GOAL
Reproduce every line of the records below word for word, leaving out the picture.

"""

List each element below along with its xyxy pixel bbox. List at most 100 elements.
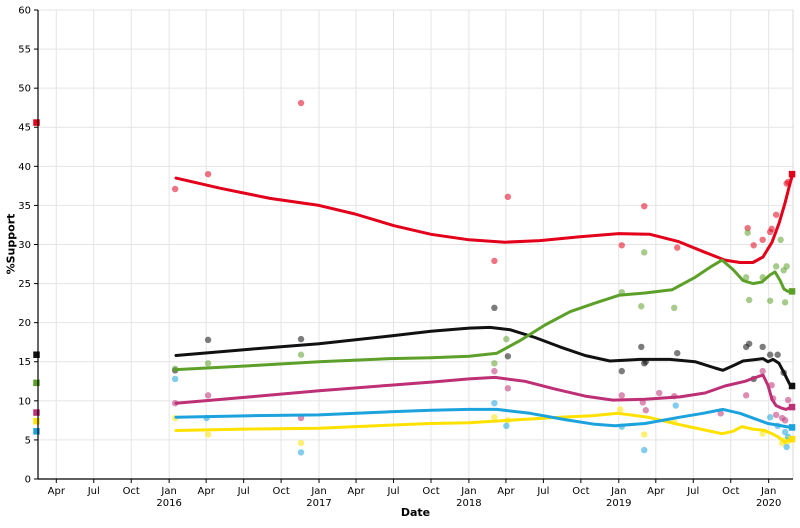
poll-dot-green xyxy=(777,236,784,244)
y-tick-label: 60 xyxy=(18,5,31,16)
poll-dot-green xyxy=(744,229,751,236)
poll-dot-blue xyxy=(672,402,679,409)
election-result-end-blue xyxy=(788,424,796,431)
election-result-end-yellow xyxy=(788,435,796,443)
x-axis-title: Date xyxy=(400,506,431,519)
poll-dot-black xyxy=(774,351,781,358)
poll-dot-blue xyxy=(781,428,789,436)
election-result-end-red xyxy=(788,170,796,178)
trend-line-blue xyxy=(174,407,793,429)
poll-dot-black xyxy=(204,336,212,344)
poll-dot-green xyxy=(671,304,678,312)
poll-dot-blue xyxy=(783,443,790,451)
poll-dot-red xyxy=(171,185,179,193)
election-result-end-green xyxy=(788,288,796,295)
poll-dot-magenta xyxy=(781,417,789,424)
y-tick-label: 10 xyxy=(18,396,31,407)
poll-dot-blue xyxy=(766,414,774,421)
y-tick-label: 55 xyxy=(18,45,31,56)
poll-dot-magenta xyxy=(491,367,498,375)
x-tick-label: Jan xyxy=(310,486,326,497)
poll-dot-green xyxy=(745,296,753,304)
poll-dot-blue xyxy=(297,449,305,456)
x-tick-label: Jul xyxy=(237,486,250,497)
election-result-start-black xyxy=(33,351,40,358)
poll-dot-blue xyxy=(171,375,179,383)
poll-dot-magenta xyxy=(642,407,649,414)
poll-dot-magenta xyxy=(504,385,512,392)
x-tick-label: Apr xyxy=(497,486,515,497)
y-tick-label: 30 xyxy=(18,240,31,251)
poll-dot-black xyxy=(618,367,625,375)
y-tick-label: 45 xyxy=(18,123,31,134)
poll-dot-yellow xyxy=(297,439,305,447)
poll-dot-green xyxy=(204,360,212,367)
poll-dot-magenta xyxy=(768,381,775,389)
poll-dot-green xyxy=(491,360,498,367)
y-tick-label: 40 xyxy=(18,162,31,173)
x-tick-label: Jul xyxy=(686,486,699,497)
trend-line-magenta xyxy=(174,373,793,411)
poll-dot-black xyxy=(504,353,512,360)
trend-line-green xyxy=(174,258,793,372)
x-tick-label: Jul xyxy=(536,486,549,497)
election-result-start-red xyxy=(33,119,40,126)
election-result-start-yellow xyxy=(33,417,40,425)
poll-dot-yellow xyxy=(204,431,212,438)
poll-dot-green xyxy=(742,274,750,281)
poll-dot-magenta xyxy=(717,410,724,417)
poll-dot-red xyxy=(204,170,212,178)
y-tick-label: 0 xyxy=(25,475,31,486)
poll-dot-black xyxy=(491,304,498,312)
x-tick-year-label: 2018 xyxy=(456,498,481,509)
poll-dot-green xyxy=(503,335,510,343)
poll-dot-green xyxy=(297,351,305,358)
poll-dot-green xyxy=(772,263,780,270)
election-result-start-green xyxy=(33,379,40,387)
x-tick-year-label: 2017 xyxy=(306,498,331,509)
poll-dot-red xyxy=(504,193,512,201)
poll-dot-red xyxy=(618,242,625,249)
poll-dot-red xyxy=(744,224,751,232)
poll-dot-red xyxy=(297,99,305,107)
poll-dot-green xyxy=(783,263,790,270)
x-tick-label: Jul xyxy=(386,486,399,497)
y-tick-label: 25 xyxy=(18,279,31,290)
x-tick-label: Jan xyxy=(610,486,626,497)
poll-dot-blue xyxy=(503,422,510,430)
x-tick-label: Apr xyxy=(347,486,365,497)
poll-dot-magenta xyxy=(204,392,212,399)
trend-line-red xyxy=(174,172,795,264)
y-tick-label: 35 xyxy=(18,201,31,212)
x-tick-label: Jan xyxy=(460,486,476,497)
y-tick-label: 15 xyxy=(18,357,31,368)
trend-line-black xyxy=(174,325,793,388)
poll-dot-green xyxy=(641,249,648,256)
election-result-start-magenta xyxy=(33,409,40,416)
x-tick-label: Oct xyxy=(422,486,439,497)
poll-dot-red xyxy=(750,242,757,249)
poll-dot-black xyxy=(766,351,774,358)
election-result-start-blue xyxy=(33,428,40,435)
poll-dot-red xyxy=(768,225,775,233)
poll-dot-magenta xyxy=(742,392,750,399)
poll-dot-red xyxy=(759,236,766,244)
x-tick-label: Apr xyxy=(198,486,216,497)
y-tick-label: 50 xyxy=(18,84,31,95)
x-tick-label: Jan xyxy=(760,486,776,497)
poll-dot-black xyxy=(674,349,681,357)
x-tick-year-label: 2019 xyxy=(606,498,631,509)
poll-dot-magenta xyxy=(784,396,792,404)
poll-dot-magenta xyxy=(656,389,663,397)
poll-dot-green xyxy=(766,297,774,304)
y-tick-label: 20 xyxy=(18,318,31,329)
poll-dot-black xyxy=(745,340,753,347)
poll-dot-magenta xyxy=(772,411,780,419)
poll-dot-red xyxy=(772,211,780,218)
y-tick-label: 5 xyxy=(25,435,31,446)
poll-dot-blue xyxy=(641,446,648,454)
x-tick-label: Apr xyxy=(48,486,66,497)
x-tick-label: Jan xyxy=(160,486,176,497)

"""

RESULT OF THIS EXERCISE
List each element below along with its xyxy pixel bbox. List at most 100 elements.
poll-dot-green xyxy=(777,236,784,244)
y-tick-label: 60 xyxy=(18,5,31,16)
poll-dot-green xyxy=(744,229,751,236)
poll-dot-blue xyxy=(672,402,679,409)
election-result-end-blue xyxy=(788,424,796,431)
election-result-end-yellow xyxy=(788,435,796,443)
x-axis-title: Date xyxy=(400,506,431,519)
poll-dot-black xyxy=(774,351,781,358)
poll-dot-blue xyxy=(781,428,789,436)
election-result-end-red xyxy=(788,170,796,178)
trend-line-blue xyxy=(174,407,793,429)
poll-dot-black xyxy=(204,336,212,344)
poll-dot-green xyxy=(671,304,678,312)
poll-dot-blue xyxy=(783,443,790,451)
poll-dot-red xyxy=(171,185,179,193)
election-result-end-green xyxy=(788,288,796,295)
poll-dot-magenta xyxy=(781,417,789,424)
y-tick-label: 10 xyxy=(18,396,31,407)
poll-dot-blue xyxy=(766,414,774,421)
y-tick-label: 55 xyxy=(18,45,31,56)
poll-dot-magenta xyxy=(491,367,498,375)
x-tick-label: Jan xyxy=(310,486,326,497)
poll-dot-green xyxy=(745,296,753,304)
poll-dot-blue xyxy=(297,449,305,456)
x-tick-label: Jul xyxy=(237,486,250,497)
election-result-start-black xyxy=(33,351,40,358)
poll-dot-blue xyxy=(171,375,179,383)
poll-dot-magenta xyxy=(642,407,649,414)
poll-dot-magenta xyxy=(504,385,512,392)
x-tick-label: Apr xyxy=(497,486,515,497)
y-tick-label: 30 xyxy=(18,240,31,251)
poll-dot-black xyxy=(618,367,625,375)
y-tick-label: 45 xyxy=(18,123,31,134)
poll-dot-yellow xyxy=(297,439,305,447)
poll-dot-green xyxy=(204,360,212,367)
poll-dot-magenta xyxy=(768,381,775,389)
poll-dot-green xyxy=(491,360,498,367)
y-tick-label: 40 xyxy=(18,162,31,173)
x-tick-label: Jul xyxy=(686,486,699,497)
trend-line-magenta xyxy=(174,373,793,411)
poll-dot-black xyxy=(504,353,512,360)
trend-line-green xyxy=(174,258,793,372)
x-tick-label: Jul xyxy=(536,486,549,497)
election-result-start-red xyxy=(33,119,40,126)
election-result-start-yellow xyxy=(33,417,40,425)
poll-dot-yellow xyxy=(204,431,212,438)
poll-dot-green xyxy=(742,274,750,281)
poll-dot-magenta xyxy=(717,410,724,417)
poll-dot-red xyxy=(204,170,212,178)
y-tick-label: 0 xyxy=(25,475,31,486)
poll-dot-black xyxy=(491,304,498,312)
x-tick-year-label: 2018 xyxy=(456,498,481,509)
poll-dot-green xyxy=(503,335,510,343)
poll-dot-green xyxy=(297,351,305,358)
poll-dot-green xyxy=(772,263,780,270)
election-result-start-green xyxy=(33,379,40,387)
x-tick-year-label: 2017 xyxy=(306,498,331,509)
poll-dot-red xyxy=(504,193,512,201)
poll-dot-red xyxy=(618,242,625,249)
poll-dot-red xyxy=(744,224,751,232)
poll-dot-red xyxy=(297,99,305,107)
poll-dot-green xyxy=(783,263,790,270)
x-tick-label: Jul xyxy=(386,486,399,497)
y-tick-label: 25 xyxy=(18,279,31,290)
x-tick-label: Jan xyxy=(610,486,626,497)
poll-dot-blue xyxy=(503,422,510,430)
x-tick-label: Apr xyxy=(347,486,365,497)
poll-dot-magenta xyxy=(204,392,212,399)
trend-line-red xyxy=(174,172,795,264)
y-tick-label: 35 xyxy=(18,201,31,212)
x-tick-label: Jan xyxy=(460,486,476,497)
y-tick-label: 15 xyxy=(18,357,31,368)
trend-line-black xyxy=(174,325,793,388)
poll-dot-green xyxy=(641,249,648,256)
election-result-start-magenta xyxy=(33,409,40,416)
x-tick-label: Oct xyxy=(422,486,439,497)
poll-dot-red xyxy=(750,242,757,249)
poll-dot-black xyxy=(766,351,774,358)
election-result-start-blue xyxy=(33,428,40,435)
poll-dot-red xyxy=(768,225,775,233)
poll-dot-magenta xyxy=(742,392,750,399)
poll-dot-red xyxy=(759,236,766,244)
x-tick-label: Apr xyxy=(198,486,216,497)
y-tick-label: 50 xyxy=(18,84,31,95)
x-tick-label: Jan xyxy=(760,486,776,497)
poll-dot-black xyxy=(674,349,681,357)
x-tick-year-label: 2019 xyxy=(606,498,631,509)
poll-dot-magenta xyxy=(784,396,792,404)
poll-dot-magenta xyxy=(656,389,663,397)
poll-dot-green xyxy=(766,297,774,304)
y-tick-label: 20 xyxy=(18,318,31,329)
poll-dot-black xyxy=(745,340,753,347)
poll-dot-magenta xyxy=(772,411,780,419)
poll-dot-red xyxy=(772,211,780,218)
y-tick-label: 5 xyxy=(25,435,31,446)
poll-dot-blue xyxy=(641,446,648,454)
x-tick-label: Apr xyxy=(48,486,66,497)
x-tick-label: Jan xyxy=(160,486,176,497)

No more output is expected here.